Segment Start: EXERCISE TEXT
The DNC Hack Was a Brilliant Political Weapon

4 minute read
Ideas
Finan is a former Obama administration cybersecurity official, a Truman National Security Project fellow and co-founder of data-security startup Manifold Technology

After a week of Republicans painting a dystopian picture of a nation under siege by terrorists, the release of Democratic National Committee emails to WikiLeaks seems benign by comparison. But it is potentially worse. If the early evidence pointing to Russia as the perpetrator is corroborated, all Americans—regardless of political affiliation—should be outraged. It would mean the U.S. election was the target, and the nation should be unified in its response.

Months ago, after the DNC suspected its computer network had been breached, it hired a cybersecurity firm, CrowdStrike, to investigate. The investigators found the electronic fingerprints of two groups previously associated with Russian intelligence services. At the time, the intrusion seemed like an intelligence collection operation. The documents stolen included opposition research material, arguably a legitimate target for a spy agency trying to develop a psychological profile of a potential head of state. But that theory was blown to bits last Friday.
Segment End: EXERCISE TEXT
▶ _COMPLETE THE FOLLOWING_:
A. Can you extract, word for word, the part of the DNC hack article that opens with the words containing "The DNC Hack" and closes with "in its response."?
B. Can you answer these from the DNC hack article?
(i) To what site were the Democratic National Committee emails released?
(ii) Which cybersecurity firm did the DNC hire to investigate?
(iii) What data-security startup did Finan co-found?
The data has nothing to do with the DNC hack article.
Segment Start: EXERCISE DATA
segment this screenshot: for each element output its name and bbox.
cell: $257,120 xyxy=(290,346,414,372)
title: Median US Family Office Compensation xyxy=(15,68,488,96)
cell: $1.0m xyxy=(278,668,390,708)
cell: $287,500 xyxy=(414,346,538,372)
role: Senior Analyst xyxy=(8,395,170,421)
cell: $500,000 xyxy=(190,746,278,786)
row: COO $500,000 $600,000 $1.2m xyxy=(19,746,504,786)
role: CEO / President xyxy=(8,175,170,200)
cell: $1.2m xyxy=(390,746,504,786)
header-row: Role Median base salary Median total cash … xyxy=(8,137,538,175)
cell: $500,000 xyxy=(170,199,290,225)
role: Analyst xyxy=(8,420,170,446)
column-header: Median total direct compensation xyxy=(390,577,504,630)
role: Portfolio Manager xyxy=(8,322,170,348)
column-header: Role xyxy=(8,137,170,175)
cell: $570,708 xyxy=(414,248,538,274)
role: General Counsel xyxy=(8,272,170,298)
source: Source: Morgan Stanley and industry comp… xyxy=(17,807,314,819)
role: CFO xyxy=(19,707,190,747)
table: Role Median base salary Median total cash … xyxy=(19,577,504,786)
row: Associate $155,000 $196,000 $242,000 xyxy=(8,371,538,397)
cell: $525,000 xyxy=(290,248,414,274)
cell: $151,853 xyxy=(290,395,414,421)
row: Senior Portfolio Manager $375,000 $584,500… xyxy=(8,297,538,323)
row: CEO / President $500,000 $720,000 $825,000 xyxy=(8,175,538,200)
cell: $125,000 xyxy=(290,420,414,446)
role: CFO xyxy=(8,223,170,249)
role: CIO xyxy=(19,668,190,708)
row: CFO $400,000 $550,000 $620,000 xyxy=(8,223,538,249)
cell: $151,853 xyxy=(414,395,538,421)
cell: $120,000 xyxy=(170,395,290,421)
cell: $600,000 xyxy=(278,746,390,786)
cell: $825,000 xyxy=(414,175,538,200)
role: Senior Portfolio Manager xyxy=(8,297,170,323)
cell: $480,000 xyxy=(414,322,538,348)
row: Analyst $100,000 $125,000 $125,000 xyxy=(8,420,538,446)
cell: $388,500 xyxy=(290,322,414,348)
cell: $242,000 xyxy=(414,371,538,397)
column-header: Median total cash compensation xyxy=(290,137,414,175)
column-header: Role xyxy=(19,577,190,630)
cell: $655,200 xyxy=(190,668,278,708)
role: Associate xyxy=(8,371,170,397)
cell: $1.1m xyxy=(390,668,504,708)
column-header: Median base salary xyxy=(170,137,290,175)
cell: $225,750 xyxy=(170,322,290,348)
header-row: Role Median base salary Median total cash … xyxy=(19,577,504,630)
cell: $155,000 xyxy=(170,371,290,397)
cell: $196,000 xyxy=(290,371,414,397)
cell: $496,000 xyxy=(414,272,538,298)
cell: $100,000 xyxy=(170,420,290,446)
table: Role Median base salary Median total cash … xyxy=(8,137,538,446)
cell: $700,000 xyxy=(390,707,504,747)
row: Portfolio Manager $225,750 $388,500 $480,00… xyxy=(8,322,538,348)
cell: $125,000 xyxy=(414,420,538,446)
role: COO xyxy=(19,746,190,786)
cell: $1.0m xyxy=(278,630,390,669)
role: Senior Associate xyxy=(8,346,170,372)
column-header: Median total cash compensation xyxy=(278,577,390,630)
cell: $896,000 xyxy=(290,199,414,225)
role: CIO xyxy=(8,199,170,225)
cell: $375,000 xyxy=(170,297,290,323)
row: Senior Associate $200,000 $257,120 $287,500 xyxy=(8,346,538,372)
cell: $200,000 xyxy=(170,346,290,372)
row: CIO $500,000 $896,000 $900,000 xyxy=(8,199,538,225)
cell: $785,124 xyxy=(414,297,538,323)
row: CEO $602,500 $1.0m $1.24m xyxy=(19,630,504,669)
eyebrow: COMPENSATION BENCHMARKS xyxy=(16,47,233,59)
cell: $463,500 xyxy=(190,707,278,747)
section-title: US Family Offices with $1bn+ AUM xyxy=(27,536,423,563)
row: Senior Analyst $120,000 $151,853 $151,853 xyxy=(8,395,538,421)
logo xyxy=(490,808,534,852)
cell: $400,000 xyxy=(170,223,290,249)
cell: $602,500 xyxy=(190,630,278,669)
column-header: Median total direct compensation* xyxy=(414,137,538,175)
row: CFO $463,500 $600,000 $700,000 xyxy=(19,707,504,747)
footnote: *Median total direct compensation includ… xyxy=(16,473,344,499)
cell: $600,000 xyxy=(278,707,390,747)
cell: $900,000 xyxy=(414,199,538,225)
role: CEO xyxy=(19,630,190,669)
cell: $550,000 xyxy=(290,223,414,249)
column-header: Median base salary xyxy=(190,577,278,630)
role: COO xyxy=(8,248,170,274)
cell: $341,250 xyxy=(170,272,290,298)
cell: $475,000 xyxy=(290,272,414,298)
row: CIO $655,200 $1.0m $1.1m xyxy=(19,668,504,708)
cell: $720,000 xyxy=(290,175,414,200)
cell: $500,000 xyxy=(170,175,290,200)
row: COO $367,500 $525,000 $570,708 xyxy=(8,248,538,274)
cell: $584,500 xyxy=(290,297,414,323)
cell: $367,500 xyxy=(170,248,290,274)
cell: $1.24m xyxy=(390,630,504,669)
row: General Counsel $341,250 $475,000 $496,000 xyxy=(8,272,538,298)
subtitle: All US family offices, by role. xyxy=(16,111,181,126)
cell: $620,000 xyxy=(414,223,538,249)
Segment End: EXERCISE DATA
▶ _RESULTS BY TASK_:
A.
The DNC Hack Was a Brilliant Political Weapon

4 minute read
Ideas
Finan is a former Obama administration cybersecurity official, a Truman National Security Project fellow and co-founder of data-security startup Manifold Technology

After a week of Republicans painting a dystopian picture of a nation under siege by terrorists, the release of Democratic National Committee emails to WikiLeaks seems benign by comparison. But it is potentially worse. If the early evidence pointing to Russia as the perpetrator is corroborated, all Americans—regardless of political affiliation—should be outraged. It would mean the U.S. election was the target, and the nation should be unified in its response.

B.
(i) WikiLeaks
(ii) CrowdStrike
(iii) Manifold Technology